- _Input material_:
****************

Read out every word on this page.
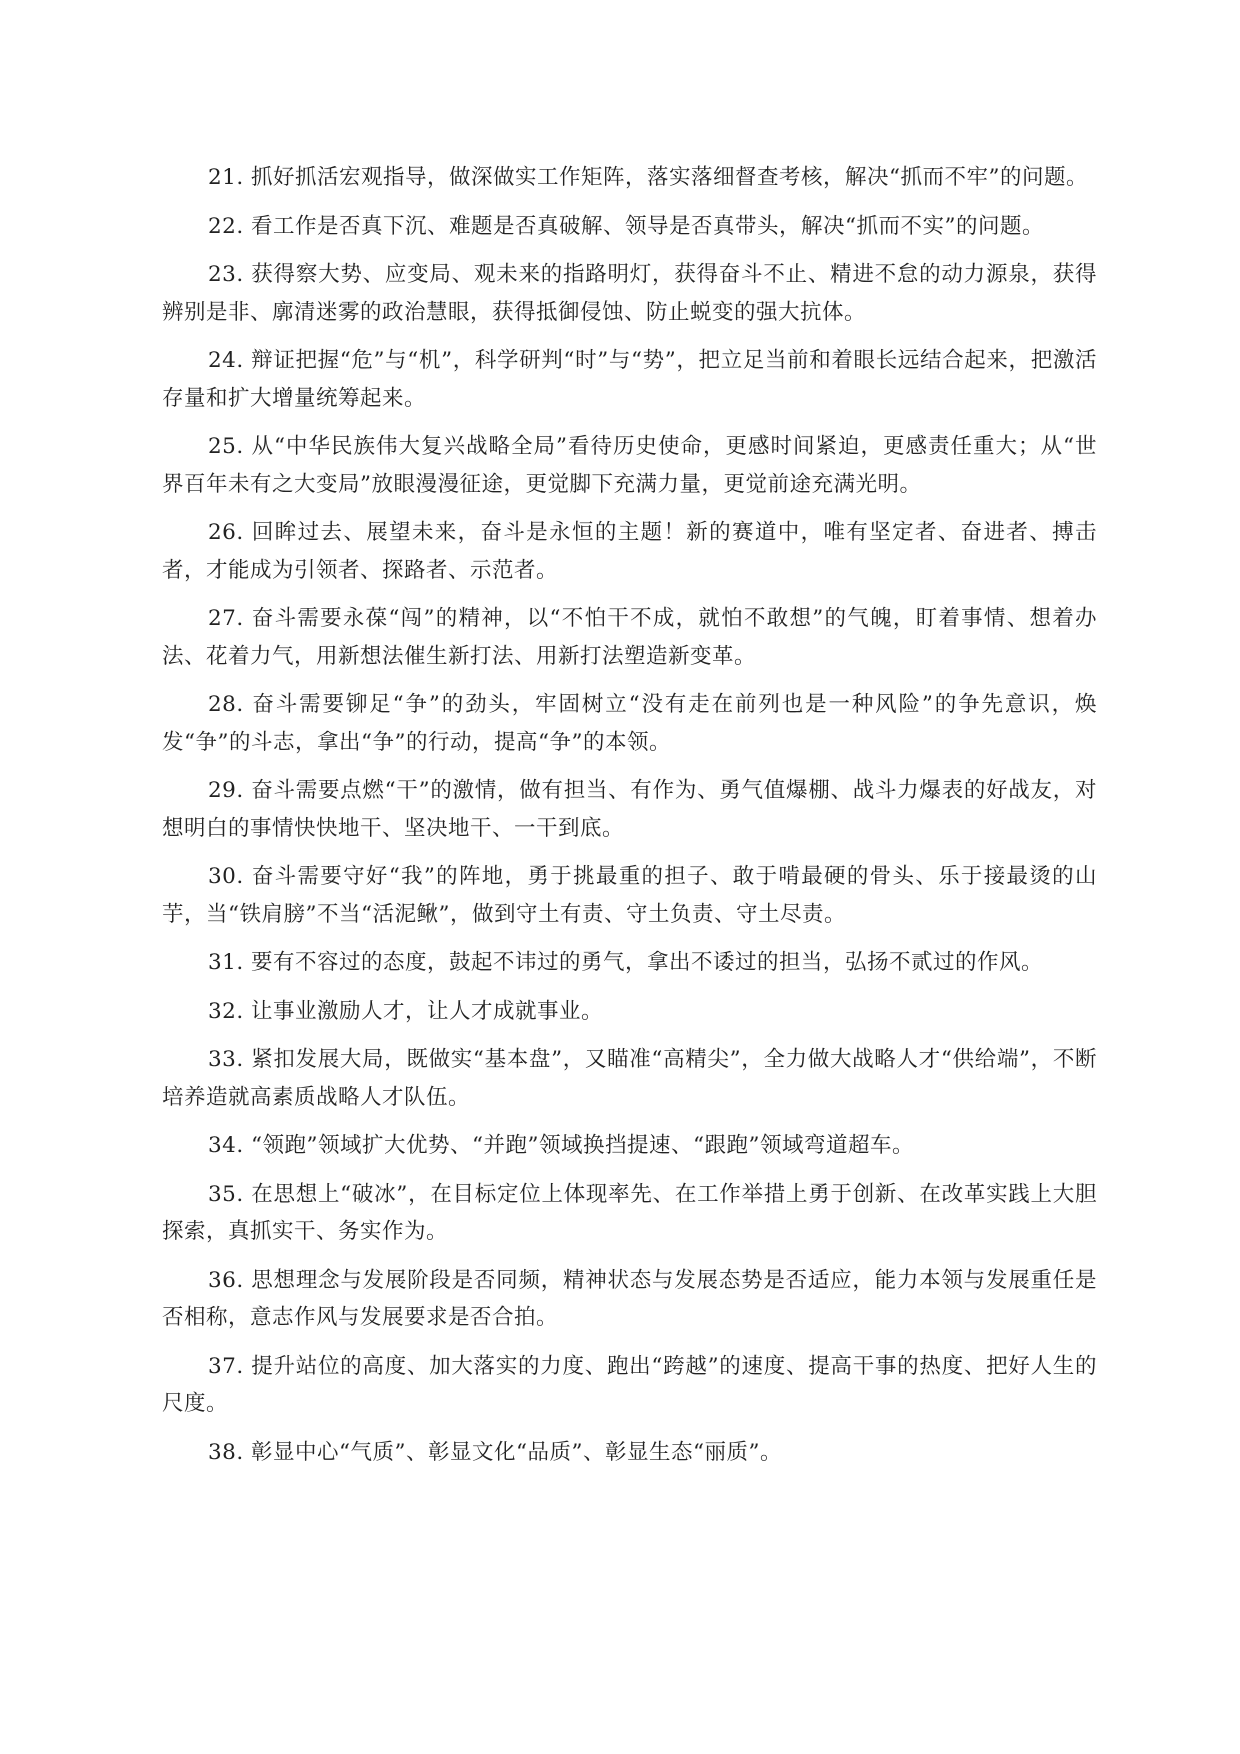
21. 抓好抓活宏观指导，做深做实工作矩阵，落实落细督查考核，解决“抓而不牢”的问题。

22. 看工作是否真下沉、难题是否真破解、领导是否真带头，解决“抓而不实”的问题。

23. 获得察大势、应变局、观未来的指路明灯，获得奋斗不止、精进不怠的动力源泉，获得辨别是非、廓清迷雾的政治慧眼，获得抵御侵蚀、防止蜕变的强大抗体。

24. 辩证把握“危”与“机”，科学研判“时”与“势”，把立足当前和着眼长远结合起来，把激活存量和扩大增量统筹起来。

25. 从“中华民族伟大复兴战略全局”看待历史使命，更感时间紧迫，更感责任重大；从“世界百年未有之大变局”放眼漫漫征途，更觉脚下充满力量，更觉前途充满光明。

26. 回眸过去、展望未来，奋斗是永恒的主题！新的赛道中，唯有坚定者、奋进者、搏击者，才能成为引领者、探路者、示范者。

27. 奋斗需要永葆“闯”的精神，以“不怕干不成，就怕不敢想”的气魄，盯着事情、想着办法、花着力气，用新想法催生新打法、用新打法塑造新变革。

28. 奋斗需要铆足“争”的劲头，牢固树立“没有走在前列也是一种风险”的争先意识，焕发“争”的斗志，拿出“争”的行动，提高“争”的本领。

29. 奋斗需要点燃“干”的激情，做有担当、有作为、勇气值爆棚、战斗力爆表的好战友，对想明白的事情快快地干、坚决地干、一干到底。

30. 奋斗需要守好“我”的阵地，勇于挑最重的担子、敢于啃最硬的骨头、乐于接最烫的山芋，当“铁肩膀”不当“活泥鳅”，做到守土有责、守土负责、守土尽责。

31. 要有不容过的态度，鼓起不讳过的勇气，拿出不诿过的担当，弘扬不贰过的作风。

32. 让事业激励人才，让人才成就事业。

33. 紧扣发展大局，既做实“基本盘”，又瞄准“高精尖”，全力做大战略人才“供给端”，不断培养造就高素质战略人才队伍。

34. “领跑”领域扩大优势、“并跑”领域换挡提速、“跟跑”领域弯道超车。

35. 在思想上“破冰”，在目标定位上体现率先、在工作举措上勇于创新、在改革实践上大胆探索，真抓实干、务实作为。

36. 思想理念与发展阶段是否同频，精神状态与发展态势是否适应，能力本领与发展重任是否相称，意志作风与发展要求是否合拍。

37. 提升站位的高度、加大落实的力度、跑出“跨越”的速度、提高干事的热度、把好人生的尺度。

38. 彰显中心“气质”、彰显文化“品质”、彰显生态“丽质”。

****************

- _Exercise task_: Pictures in the records should not appear in your copy, but everything else must be transcribed exactly.

- _Exercise response_:
Read out every word on this page.
21. 抓好抓活宏观指导，做深做实工作矩阵，落实落细督查考核，解决“抓而不牢”的问题。

22. 看工作是否真下沉、难题是否真破解、领导是否真带头，解决“抓而不实”的问题。

23. 获得察大势、应变局、观未来的指路明灯，获得奋斗不止、精进不怠的动力源泉，获得辨别是非、廓清迷雾的政治慧眼，获得抵御侵蚀、防止蜕变的强大抗体。

24. 辩证把握“危”与“机”，科学研判“时”与“势”，把立足当前和着眼长远结合起来，把激活存量和扩大增量统筹起来。

25. 从“中华民族伟大复兴战略全局”看待历史使命，更感时间紧迫，更感责任重大；从“世界百年未有之大变局”放眼漫漫征途，更觉脚下充满力量，更觉前途充满光明。

26. 回眸过去、展望未来，奋斗是永恒的主题！新的赛道中，唯有坚定者、奋进者、搏击者，才能成为引领者、探路者、示范者。

27. 奋斗需要永葆“闯”的精神，以“不怕干不成，就怕不敢想”的气魄，盯着事情、想着办法、花着力气，用新想法催生新打法、用新打法塑造新变革。

28. 奋斗需要铆足“争”的劲头，牢固树立“没有走在前列也是一种风险”的争先意识，焕发“争”的斗志，拿出“争”的行动，提高“争”的本领。

29. 奋斗需要点燃“干”的激情，做有担当、有作为、勇气值爆棚、战斗力爆表的好战友，对想明白的事情快快地干、坚决地干、一干到底。

30. 奋斗需要守好“我”的阵地，勇于挑最重的担子、敢于啃最硬的骨头、乐于接最烫的山芋，当“铁肩膀”不当“活泥鳅”，做到守土有责、守土负责、守土尽责。

31. 要有不容过的态度，鼓起不讳过的勇气，拿出不诿过的担当，弘扬不贰过的作风。

32. 让事业激励人才，让人才成就事业。

33. 紧扣发展大局，既做实“基本盘”，又瞄准“高精尖”，全力做大战略人才“供给端”，不断培养造就高素质战略人才队伍。

34. “领跑”领域扩大优势、“并跑”领域换挡提速、“跟跑”领域弯道超车。

35. 在思想上“破冰”，在目标定位上体现率先、在工作举措上勇于创新、在改革实践上大胆探索，真抓实干、务实作为。

36. 思想理念与发展阶段是否同频，精神状态与发展态势是否适应，能力本领与发展重任是否相称，意志作风与发展要求是否合拍。

37. 提升站位的高度、加大落实的力度、跑出“跨越”的速度、提高干事的热度、把好人生的尺度。

38. 彰显中心“气质”、彰显文化“品质”、彰显生态“丽质”。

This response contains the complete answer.